▸ DATA FOR THIS TASK
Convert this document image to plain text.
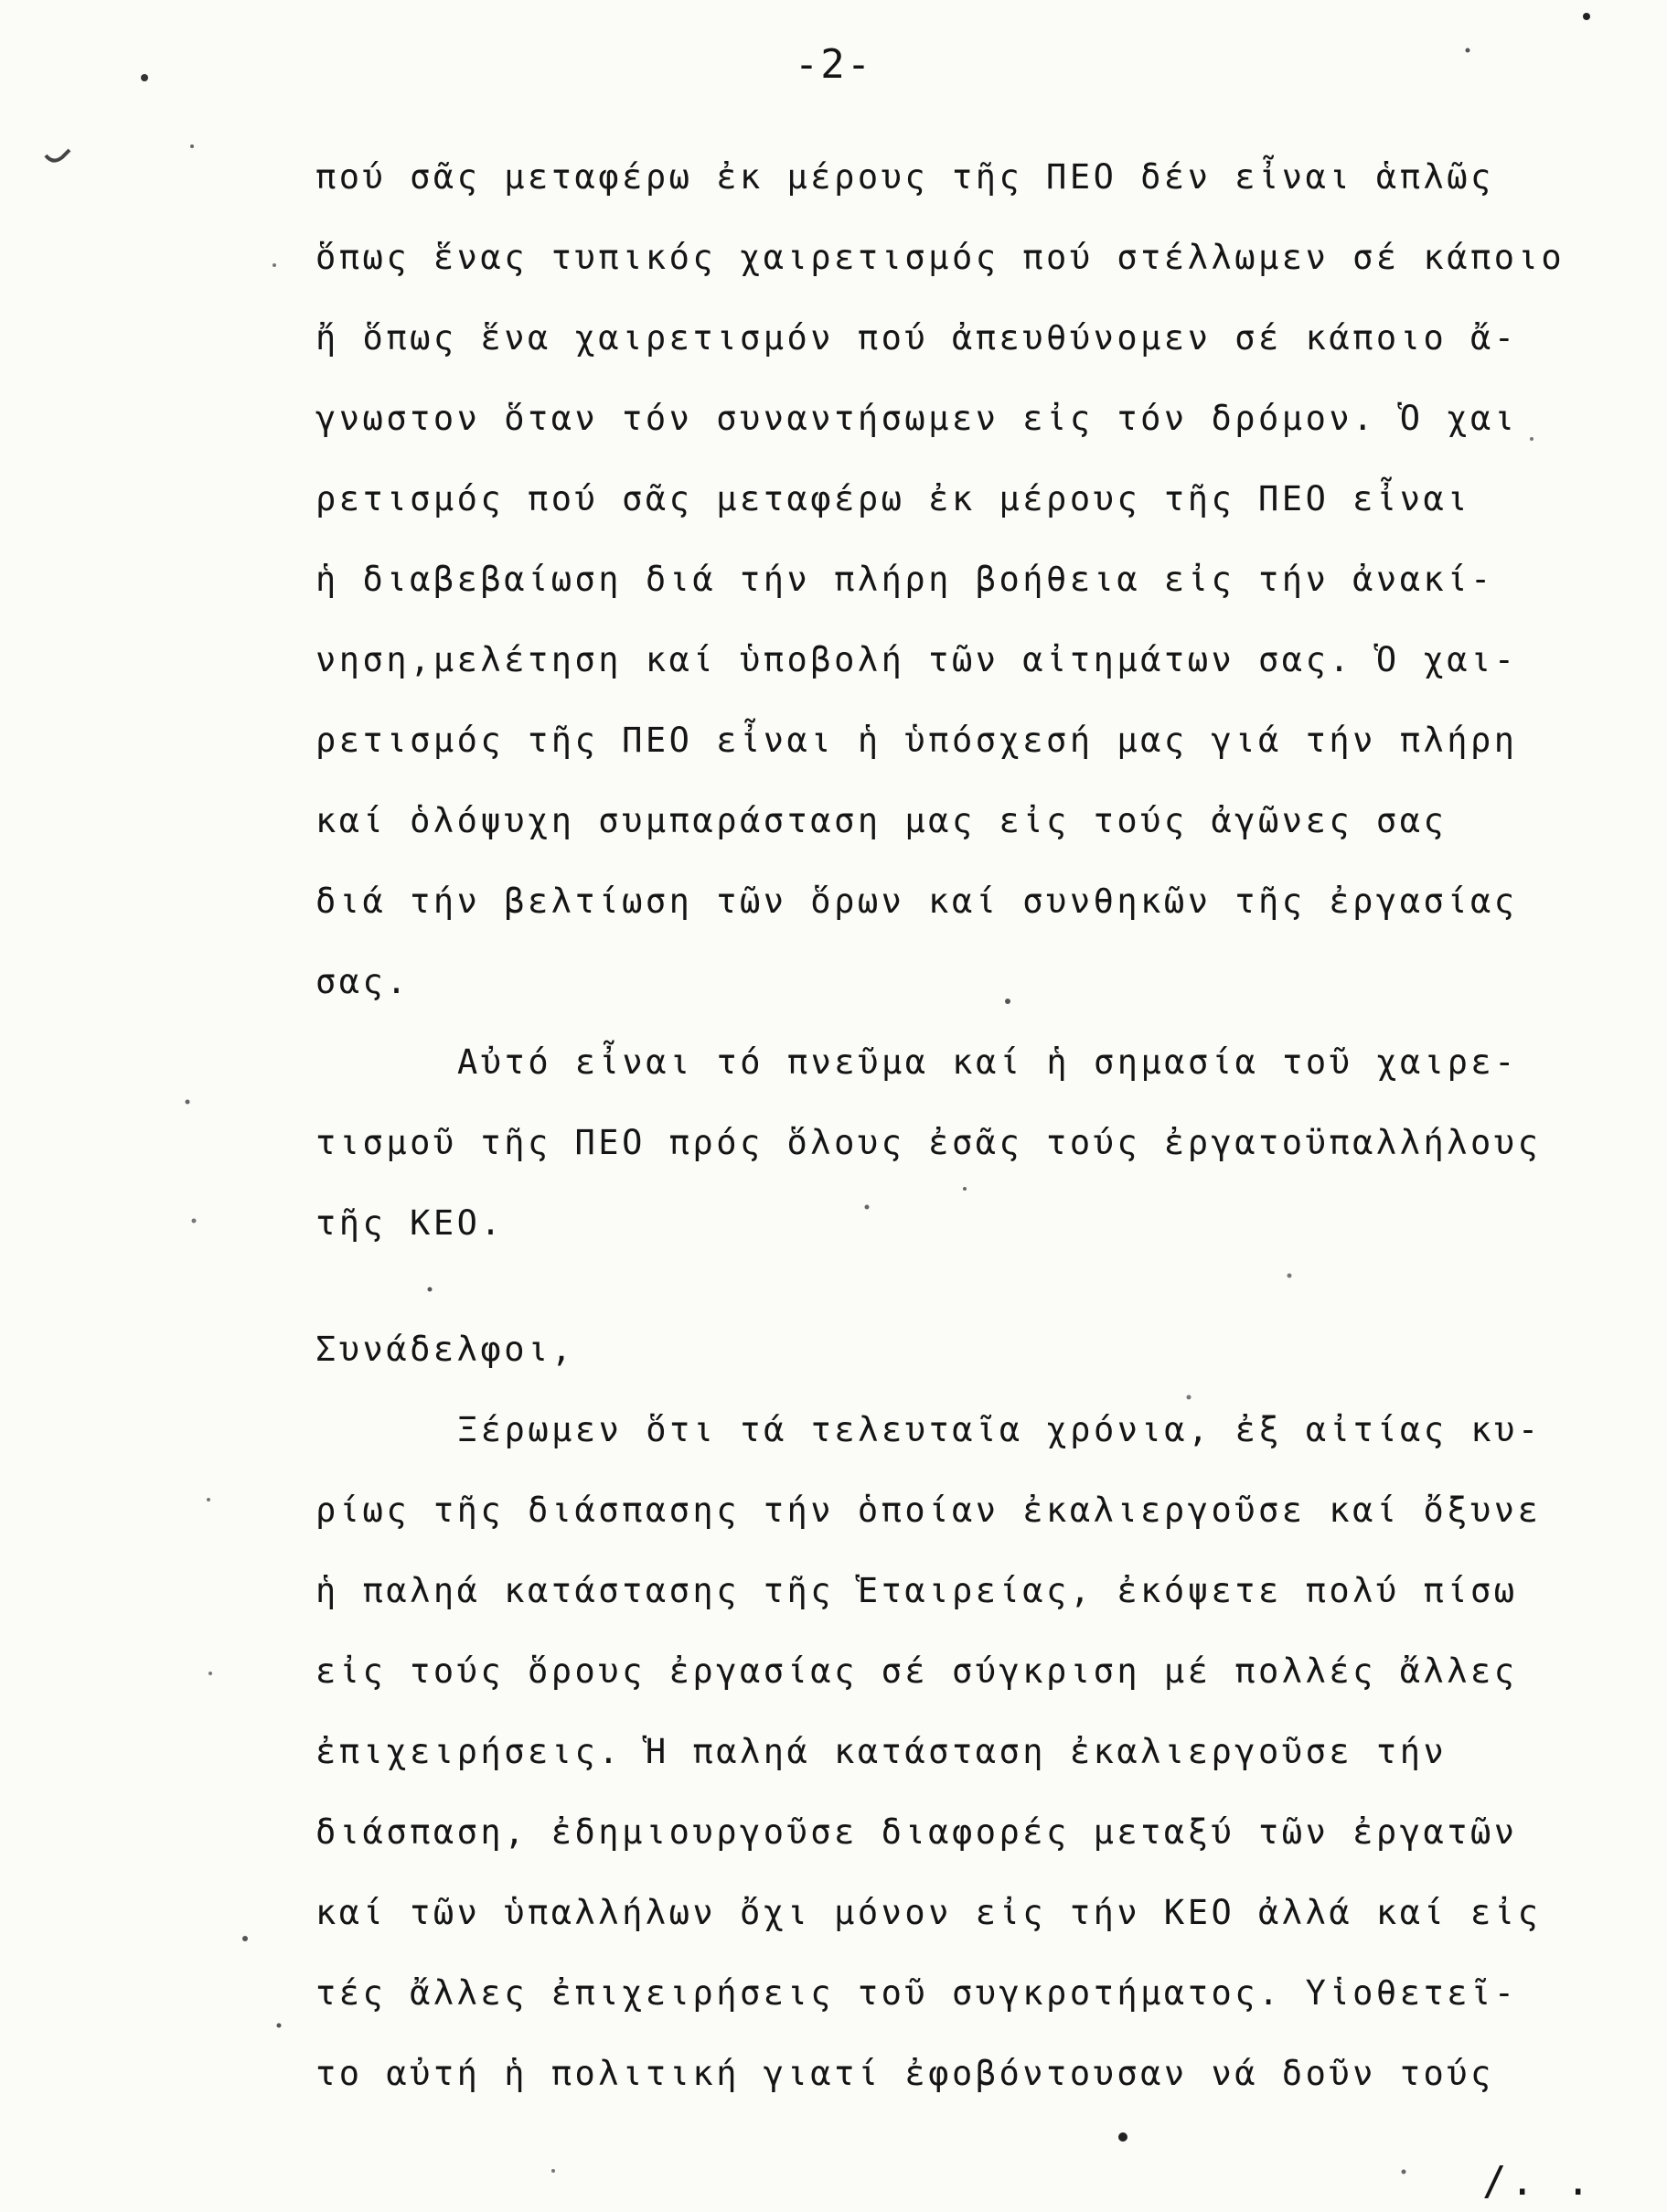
-2-
πού σᾶς μεταφέρω ἐκ μέρους τῆς ΠΕΟ δέν εἶναι ἁπλῶς
ὅπως ἕνας τυπικός χαιρετισμός πού στέλλωμεν σέ κάποιο
ἤ ὅπως ἕνα χαιρετισμόν πού ἀπευθύνομεν σέ κάποιο ἄ-
γνωστον ὅταν τόν συναντήσωμεν εἰς τόν δρόμον. Ὁ χαι
ρετισμός πού σᾶς μεταφέρω ἐκ μέρους τῆς ΠΕΟ εἶναι
ἡ διαβεβαίωση διά τήν πλήρη βοήθεια εἰς τήν ἀνακί-
νηση,μελέτηση καί ὑποβολή τῶν αἰτημάτων σας. Ὁ χαι-
ρετισμός τῆς ΠΕΟ εἶναι ἡ ὑπόσχεσή μας γιά τήν πλήρη
καί ὁλόψυχη συμπαράσταση μας εἰς τούς ἀγῶνες σας
διά τήν βελτίωση τῶν ὅρων καί συνθηκῶν τῆς ἐργασίας
σας.
Αὐτό εἶναι τό πνεῦμα καί ἡ σημασία τοῦ χαιρε-
τισμοῦ τῆς ΠΕΟ πρός ὅλους ἐσᾶς τούς ἐργατοϋπαλλήλους
τῆς ΚΕΟ.
Συνάδελφοι,
Ξέρωμεν ὅτι τά τελευταῖα χρόνια, ἐξ αἰτίας κυ-
ρίως τῆς διάσπασης τήν ὁποίαν ἐκαλιεργοῦσε καί ὄξυνε
ἡ παληά κατάστασης τῆς Ἑταιρείας, ἐκόψετε πολύ πίσω
εἰς τούς ὅρους ἐργασίας σέ σύγκριση μέ πολλές ἄλλες
ἐπιχειρήσεις. Ἡ παληά κατάσταση ἐκαλιεργοῦσε τήν
διάσπαση, ἐδημιουργοῦσε διαφορές μεταξύ τῶν ἐργατῶν
καί τῶν ὑπαλλήλων ὄχι μόνον εἰς τήν ΚΕΟ ἀλλά καί εἰς
τές ἄλλες ἐπιχειρήσεις τοῦ συγκροτήματος. Υἱοθετεῖ-
το αὐτή ἡ πολιτική γιατί ἐφοβόντουσαν νά δοῦν τούς
/. .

▸ OBJECTIVE
Print all of the records shown above exactly, leaving out each picture.

▸ RESPONSE TO THE TASK
Convert this document image to plain text.
-2-
πού σᾶς μεταφέρω ἐκ μέρους τῆς ΠΕΟ δέν εἶναι ἁπλῶς
ὅπως ἕνας τυπικός χαιρετισμός πού στέλλωμεν σέ κάποιο
ἤ ὅπως ἕνα χαιρετισμόν πού ἀπευθύνομεν σέ κάποιο ἄ-
γνωστον ὅταν τόν συναντήσωμεν εἰς τόν δρόμον. Ὁ χαι
ρετισμός πού σᾶς μεταφέρω ἐκ μέρους τῆς ΠΕΟ εἶναι
ἡ διαβεβαίωση διά τήν πλήρη βοήθεια εἰς τήν ἀνακί-
νηση,μελέτηση καί ὑποβολή τῶν αἰτημάτων σας. Ὁ χαι-
ρετισμός τῆς ΠΕΟ εἶναι ἡ ὑπόσχεσή μας γιά τήν πλήρη
καί ὁλόψυχη συμπαράσταση μας εἰς τούς ἀγῶνες σας
διά τήν βελτίωση τῶν ὅρων καί συνθηκῶν τῆς ἐργασίας
σας.
Αὐτό εἶναι τό πνεῦμα καί ἡ σημασία τοῦ χαιρε-
τισμοῦ τῆς ΠΕΟ πρός ὅλους ἐσᾶς τούς ἐργατοϋπαλλήλους
τῆς ΚΕΟ.
Συνάδελφοι,
Ξέρωμεν ὅτι τά τελευταῖα χρόνια, ἐξ αἰτίας κυ-
ρίως τῆς διάσπασης τήν ὁποίαν ἐκαλιεργοῦσε καί ὄξυνε
ἡ παληά κατάστασης τῆς Ἑταιρείας, ἐκόψετε πολύ πίσω
εἰς τούς ὅρους ἐργασίας σέ σύγκριση μέ πολλές ἄλλες
ἐπιχειρήσεις. Ἡ παληά κατάσταση ἐκαλιεργοῦσε τήν
διάσπαση, ἐδημιουργοῦσε διαφορές μεταξύ τῶν ἐργατῶν
καί τῶν ὑπαλλήλων ὄχι μόνον εἰς τήν ΚΕΟ ἀλλά καί εἰς
τές ἄλλες ἐπιχειρήσεις τοῦ συγκροτήματος. Υἱοθετεῖ-
το αὐτή ἡ πολιτική γιατί ἐφοβόντουσαν νά δοῦν τούς
/. .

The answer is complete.